Restate the entire listing word for word.

(Dataset rows about figures)
•••

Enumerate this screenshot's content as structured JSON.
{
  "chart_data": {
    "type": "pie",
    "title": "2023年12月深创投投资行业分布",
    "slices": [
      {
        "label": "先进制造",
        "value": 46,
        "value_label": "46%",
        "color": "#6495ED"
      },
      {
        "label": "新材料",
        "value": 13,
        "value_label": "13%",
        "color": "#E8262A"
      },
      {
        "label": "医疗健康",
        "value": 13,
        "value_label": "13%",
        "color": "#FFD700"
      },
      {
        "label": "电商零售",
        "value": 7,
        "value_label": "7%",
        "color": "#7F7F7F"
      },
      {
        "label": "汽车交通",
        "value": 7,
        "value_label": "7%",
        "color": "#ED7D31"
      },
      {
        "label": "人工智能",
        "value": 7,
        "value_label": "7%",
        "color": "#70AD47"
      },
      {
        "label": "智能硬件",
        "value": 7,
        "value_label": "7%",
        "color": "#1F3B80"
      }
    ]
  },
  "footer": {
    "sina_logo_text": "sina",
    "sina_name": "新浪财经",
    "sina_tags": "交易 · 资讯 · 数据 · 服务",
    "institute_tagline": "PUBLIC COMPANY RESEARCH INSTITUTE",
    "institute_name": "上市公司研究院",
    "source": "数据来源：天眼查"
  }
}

•••

• Task result:
Enumerate this screenshot's content as structured JSON.
{
  "chart_data": {
    "type": "pie",
    "title": "2023年12月深创投投资行业分布",
    "slices": [
      {
        "label": "先进制造",
        "value": 46,
        "value_label": "46%",
        "color": "#6495ED"
      },
      {
        "label": "新材料",
        "value": 13,
        "value_label": "13%",
        "color": "#E8262A"
      },
      {
        "label": "医疗健康",
        "value": 13,
        "value_label": "13%",
        "color": "#FFD700"
      },
      {
        "label": "电商零售",
        "value": 7,
        "value_label": "7%",
        "color": "#7F7F7F"
      },
      {
        "label": "汽车交通",
        "value": 7,
        "value_label": "7%",
        "color": "#ED7D31"
      },
      {
        "label": "人工智能",
        "value": 7,
        "value_label": "7%",
        "color": "#70AD47"
      },
      {
        "label": "智能硬件",
        "value": 7,
        "value_label": "7%",
        "color": "#1F3B80"
      }
    ]
  },
  "footer": {
    "sina_logo_text": "sina",
    "sina_name": "新浪财经",
    "sina_tags": "交易 · 资讯 · 数据 · 服务",
    "institute_tagline": "PUBLIC COMPANY RESEARCH INSTITUTE",
    "institute_name": "上市公司研究院",
    "source": "数据来源：天眼查"
  }
}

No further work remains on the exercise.